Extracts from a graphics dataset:
########

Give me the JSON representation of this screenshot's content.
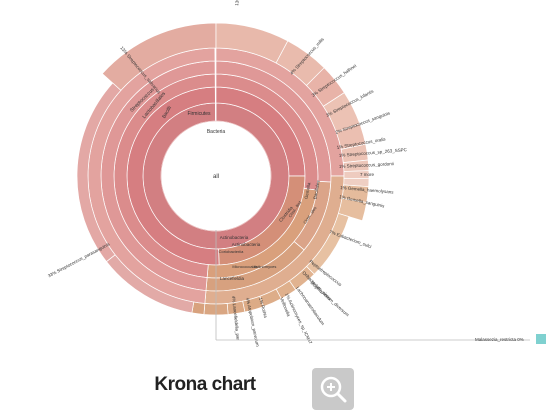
{
  "caption": "Krona chart",
  "chart_data": {
    "type": "sunburst",
    "root_label": "all",
    "labels": {
      "bacteria": "Bacteria",
      "firmicutes": "Firmicutes",
      "bacilli": "Bacilli",
      "lactobacillales": "Lactobacillales",
      "streptococcaceae": "Streptococcus",
      "actinobacteria_phylum": "Actinobacteria",
      "actinobacteria_class": "Actinobacteria",
      "clostridia": "Clostridia",
      "coriobacteriia": "Coriobacteriia",
      "micrococcales": "Micrococcales",
      "gemella": "Gemella",
      "bacillales": "Bacillales",
      "clost_family": "Clost...fied",
      "clost_order": "Clost...ales",
      "lanceofieldia": "Lancefieldia",
      "actinomyces": "Actinomyces"
    },
    "leaves": [
      {
        "pct": "13%",
        "name": "Streptococcus_salivarius"
      },
      {
        "pct": "13%",
        "name": "Streptococcus_s"
      },
      {
        "pct": "4%",
        "name": "Streptococcus_mitis"
      },
      {
        "pct": "3%",
        "name": "Streptococcus_halhnei"
      },
      {
        "pct": "3%",
        "name": "Streptococcus_infantis"
      },
      {
        "pct": "2%",
        "name": "Streptococcus_sanguinis"
      },
      {
        "pct": "1%",
        "name": "Streptococcus_oralis"
      },
      {
        "pct": "1%",
        "name": "Streptococcus_sp_263_SSPC"
      },
      {
        "pct": "1%",
        "name": "Streptococcus_gordonii"
      },
      {
        "pct": "",
        "name": "7 more"
      },
      {
        "pct": "1%",
        "name": "Gemella_haemolysans"
      },
      {
        "pct": "1%",
        "name": "Gemella_sanguinis"
      },
      {
        "pct": "7%",
        "name": "Eubacterium_sulci"
      },
      {
        "pct": "",
        "name": "Peptostreptococcus"
      },
      {
        "pct": "",
        "name": "Oribacterium_sinus"
      },
      {
        "pct": "",
        "name": "Mogibacterium_diversum"
      },
      {
        "pct": "",
        "name": "Lachnoanaerobaculum"
      },
      {
        "pct": "1%",
        "name": "Actinomyces_sp_ICM47"
      },
      {
        "pct": "",
        "name": "Veillonella"
      },
      {
        "pct": "1%",
        "name": "Rothia"
      },
      {
        "pct": "4%",
        "name": "Atopobium_parvulum"
      },
      {
        "pct": "4%",
        "name": "Lancefieldella_par"
      },
      {
        "pct": "33%",
        "name": "Streptococcus_parasanguinis"
      }
    ],
    "more_note": "7 more",
    "fungi": {
      "label": "Malassezia_restricta",
      "pct": "0%"
    },
    "colors": {
      "root": "#ffffff",
      "firmicutes_ring": "#d27f82",
      "streptococcus": "#e6a9a4",
      "green_side": "#d9a17e",
      "fungi": "#7fd1d0"
    }
  }
}
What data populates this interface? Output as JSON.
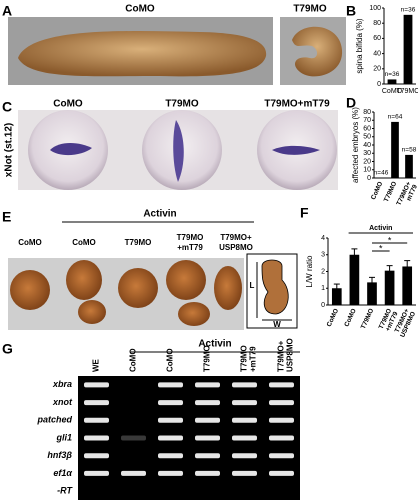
{
  "panel_labels": [
    "A",
    "B",
    "C",
    "D",
    "E",
    "F",
    "G"
  ],
  "panel_a": {
    "labels": [
      "CoMO",
      "T79MO"
    ]
  },
  "panel_c": {
    "side_label": "xNot (st.12)",
    "labels": [
      "CoMO",
      "T79MO",
      "T79MO+mT79"
    ]
  },
  "panel_e": {
    "group_label": "Activin",
    "labels": [
      "CoMO",
      "CoMO",
      "T79MO",
      "T79MO +mT79",
      "T79MO+ USP8MO"
    ],
    "inset_labels": [
      "L",
      "W"
    ]
  },
  "panel_g": {
    "group_label": "Activin",
    "lanes": [
      "WE",
      "CoMO",
      "CoMO",
      "T79MO",
      "T79MO +mT79",
      "T79MO+ USP8MO"
    ],
    "genes": [
      "xbra",
      "xnot",
      "patched",
      "gli1",
      "hnf3β",
      "ef1α",
      "-RT"
    ]
  },
  "chart_data": [
    {
      "type": "bar",
      "ylabel": "spina bifida (%)",
      "categories": [
        "CoMO",
        "T79MO"
      ],
      "values": [
        6,
        91
      ],
      "annotations": [
        "n=36",
        "n=36"
      ],
      "color": "#000000",
      "ylim": [
        0,
        100
      ],
      "yticks": [
        0,
        20,
        40,
        60,
        80,
        100
      ]
    },
    {
      "type": "bar",
      "ylabel": "affected embryos (%)",
      "categories": [
        "CoMO",
        "T79MO",
        "T79MO+ mT79"
      ],
      "values": [
        0,
        68,
        28
      ],
      "annotations": [
        "n=46",
        "n=64",
        "n=58"
      ],
      "color": "#000000",
      "ylim": [
        0,
        80
      ],
      "yticks": [
        0,
        10,
        20,
        30,
        40,
        50,
        60,
        70,
        80
      ]
    },
    {
      "type": "bar",
      "ylabel": "L/W ratio",
      "categories": [
        "CoMO",
        "CoMO",
        "T79MO",
        "T79MO +mT79",
        "T79MO+ USP8MO"
      ],
      "values": [
        1.0,
        3.0,
        1.35,
        2.05,
        2.3
      ],
      "errors": [
        0.25,
        0.35,
        0.3,
        0.3,
        0.35
      ],
      "group_label": "Activin",
      "significance": [
        "*",
        "*"
      ],
      "color": "#000000",
      "ylim": [
        0,
        4
      ],
      "yticks": [
        0,
        1,
        2,
        3,
        4
      ]
    }
  ]
}
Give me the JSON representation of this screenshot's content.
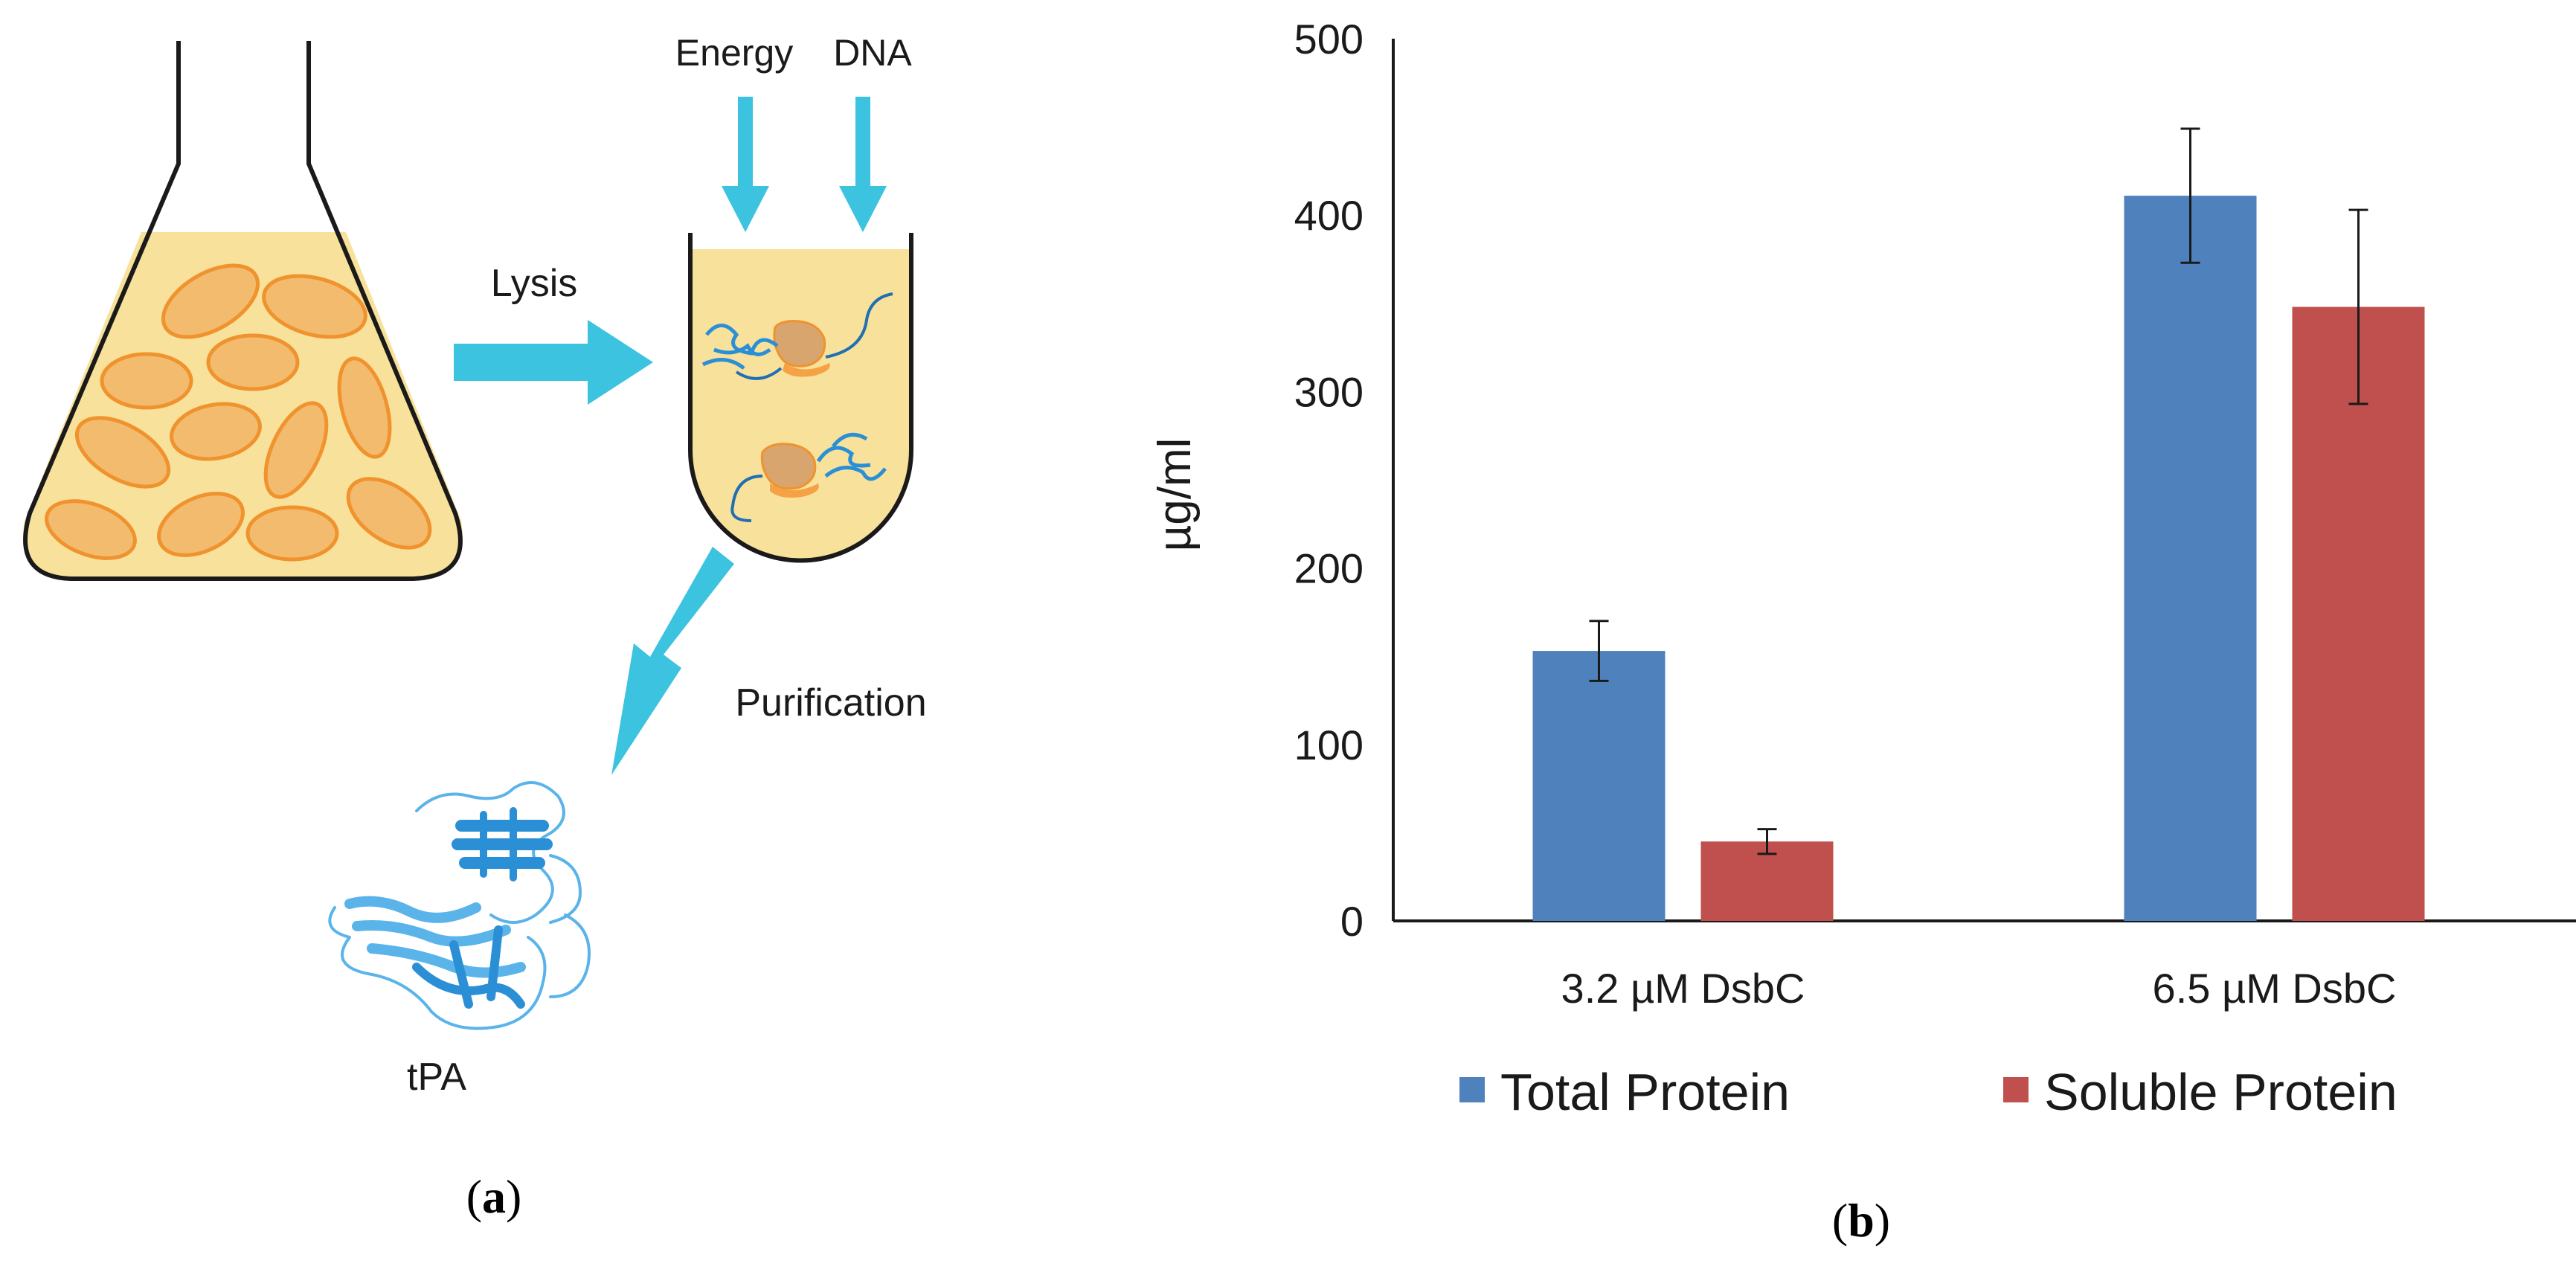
{
  "panel_a": {
    "energy_label": "Energy",
    "dna_label": "DNA",
    "lysis_label": "Lysis",
    "purification_label": "Purification",
    "protein_label": "tPA",
    "caption_letter": "a",
    "caption_open": "(",
    "caption_close": ")"
  },
  "panel_b": {
    "caption_letter": "b",
    "caption_open": "(",
    "caption_close": ")"
  },
  "colors": {
    "arrow": "#3cc3e0",
    "flask_fill": "#f8e19a",
    "cell_fill": "#f2bb6d",
    "cell_stroke": "#f0922e",
    "protein": "#2b8fd6",
    "ribosome": "#d9a56f",
    "total_series": "#4f81bd",
    "soluble_series": "#c0504d"
  },
  "chart_data": {
    "type": "bar",
    "title": "",
    "xlabel": "",
    "ylabel": "µg/ml",
    "ylim": [
      0,
      500
    ],
    "yticks": [
      0,
      100,
      200,
      300,
      400,
      500
    ],
    "categories": [
      "3.2 µM DsbC",
      "6.5 µM DsbC"
    ],
    "series": [
      {
        "name": "Total Protein",
        "values": [
          153,
          411
        ],
        "errors": [
          17,
          38
        ]
      },
      {
        "name": "Soluble Protein",
        "values": [
          45,
          348
        ],
        "errors": [
          7,
          55
        ]
      }
    ],
    "legend": "bottom",
    "grid": false
  }
}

########

* _Task instructions_:
Please reproduce each entry exactly as given and omit the pictures.

* _Finished exercise_:
Give me the JSON representation of this screenshot's content.
{
  "caption": "Krona chart",
  "chart_data": {
    "type": "sunburst",
    "root_label": "all",
    "labels": {
      "bacteria": "Bacteria",
      "firmicutes": "Firmicutes",
      "bacilli": "Bacilli",
      "lactobacillales": "Lactobacillales",
      "streptococcaceae": "Streptococcus",
      "actinobacteria_phylum": "Actinobacteria",
      "actinobacteria_class": "Actinobacteria",
      "clostridia": "Clostridia",
      "coriobacteriia": "Coriobacteriia",
      "micrococcales": "Micrococcales",
      "gemella": "Gemella",
      "bacillales": "Bacillales",
      "clost_family": "Clost...fied",
      "clost_order": "Clost...ales",
      "lanceofieldia": "Lancefieldia",
      "actinomyces": "Actinomyces"
    },
    "leaves": [
      {
        "pct": "13%",
        "name": "Streptococcus_salivarius"
      },
      {
        "pct": "13%",
        "name": "Streptococcus_s"
      },
      {
        "pct": "4%",
        "name": "Streptococcus_mitis"
      },
      {
        "pct": "3%",
        "name": "Streptococcus_halhnei"
      },
      {
        "pct": "3%",
        "name": "Streptococcus_infantis"
      },
      {
        "pct": "2%",
        "name": "Streptococcus_sanguinis"
      },
      {
        "pct": "1%",
        "name": "Streptococcus_oralis"
      },
      {
        "pct": "1%",
        "name": "Streptococcus_sp_263_SSPC"
      },
      {
        "pct": "1%",
        "name": "Streptococcus_gordonii"
      },
      {
        "pct": "",
        "name": "7 more"
      },
      {
        "pct": "1%",
        "name": "Gemella_haemolysans"
      },
      {
        "pct": "1%",
        "name": "Gemella_sanguinis"
      },
      {
        "pct": "7%",
        "name": "Eubacterium_sulci"
      },
      {
        "pct": "",
        "name": "Peptostreptococcus"
      },
      {
        "pct": "",
        "name": "Oribacterium_sinus"
      },
      {
        "pct": "",
        "name": "Mogibacterium_diversum"
      },
      {
        "pct": "",
        "name": "Lachnoanaerobaculum"
      },
      {
        "pct": "1%",
        "name": "Actinomyces_sp_ICM47"
      },
      {
        "pct": "",
        "name": "Veillonella"
      },
      {
        "pct": "1%",
        "name": "Rothia"
      },
      {
        "pct": "4%",
        "name": "Atopobium_parvulum"
      },
      {
        "pct": "4%",
        "name": "Lancefieldella_par"
      },
      {
        "pct": "33%",
        "name": "Streptococcus_parasanguinis"
      }
    ],
    "more_note": "7 more",
    "fungi": {
      "label": "Malassezia_restricta",
      "pct": "0%"
    },
    "colors": {
      "root": "#ffffff",
      "firmicutes_ring": "#d27f82",
      "streptococcus": "#e6a9a4",
      "green_side": "#d9a17e",
      "fungi": "#7fd1d0"
    }
  }
}
What data populates this interface? Output as JSON.
{
  "panel_labels": [
    "A",
    "B",
    "C",
    "D",
    "E",
    "F",
    "G"
  ],
  "panel_a": {
    "labels": [
      "CoMO",
      "T79MO"
    ]
  },
  "panel_c": {
    "side_label": "xNot (st.12)",
    "labels": [
      "CoMO",
      "T79MO",
      "T79MO+mT79"
    ]
  },
  "panel_e": {
    "group_label": "Activin",
    "labels": [
      "CoMO",
      "CoMO",
      "T79MO",
      "T79MO +mT79",
      "T79MO+ USP8MO"
    ],
    "inset_labels": [
      "L",
      "W"
    ]
  },
  "panel_g": {
    "group_label": "Activin",
    "lanes": [
      "WE",
      "CoMO",
      "CoMO",
      "T79MO",
      "T79MO +mT79",
      "T79MO+ USP8MO"
    ],
    "genes": [
      "xbra",
      "xnot",
      "patched",
      "gli1",
      "hnf3β",
      "ef1α",
      "-RT"
    ]
  },
  "chart_data": [
    {
      "type": "bar",
      "ylabel": "spina bifida (%)",
      "categories": [
        "CoMO",
        "T79MO"
      ],
      "values": [
        6,
        91
      ],
      "annotations": [
        "n=36",
        "n=36"
      ],
      "color": "#000000",
      "ylim": [
        0,
        100
      ],
      "yticks": [
        0,
        20,
        40,
        60,
        80,
        100
      ]
    },
    {
      "type": "bar",
      "ylabel": "affected embryos (%)",
      "categories": [
        "CoMO",
        "T79MO",
        "T79MO+ mT79"
      ],
      "values": [
        0,
        68,
        28
      ],
      "annotations": [
        "n=46",
        "n=64",
        "n=58"
      ],
      "color": "#000000",
      "ylim": [
        0,
        80
      ],
      "yticks": [
        0,
        10,
        20,
        30,
        40,
        50,
        60,
        70,
        80
      ]
    },
    {
      "type": "bar",
      "ylabel": "L/W ratio",
      "categories": [
        "CoMO",
        "CoMO",
        "T79MO",
        "T79MO +mT79",
        "T79MO+ USP8MO"
      ],
      "values": [
        1.0,
        3.0,
        1.35,
        2.05,
        2.3
      ],
      "errors": [
        0.25,
        0.35,
        0.3,
        0.3,
        0.35
      ],
      "group_label": "Activin",
      "significance": [
        "*",
        "*"
      ],
      "color": "#000000",
      "ylim": [
        0,
        4
      ],
      "yticks": [
        0,
        1,
        2,
        3,
        4
      ]
    }
  ]
}
Give me the JSON representation of this screenshot's content.
{
  "panel_a": {
    "energy_label": "Energy",
    "dna_label": "DNA",
    "lysis_label": "Lysis",
    "purification_label": "Purification",
    "protein_label": "tPA",
    "caption_letter": "a",
    "caption_open": "(",
    "caption_close": ")"
  },
  "panel_b": {
    "caption_letter": "b",
    "caption_open": "(",
    "caption_close": ")"
  },
  "colors": {
    "arrow": "#3cc3e0",
    "flask_fill": "#f8e19a",
    "cell_fill": "#f2bb6d",
    "cell_stroke": "#f0922e",
    "protein": "#2b8fd6",
    "ribosome": "#d9a56f",
    "total_series": "#4f81bd",
    "soluble_series": "#c0504d"
  },
  "chart_data": {
    "type": "bar",
    "title": "",
    "xlabel": "",
    "ylabel": "µg/ml",
    "ylim": [
      0,
      500
    ],
    "yticks": [
      0,
      100,
      200,
      300,
      400,
      500
    ],
    "categories": [
      "3.2 µM DsbC",
      "6.5 µM DsbC"
    ],
    "series": [
      {
        "name": "Total Protein",
        "values": [
          153,
          411
        ],
        "errors": [
          17,
          38
        ]
      },
      {
        "name": "Soluble Protein",
        "values": [
          45,
          348
        ],
        "errors": [
          7,
          55
        ]
      }
    ],
    "legend": "bottom",
    "grid": false
  }
}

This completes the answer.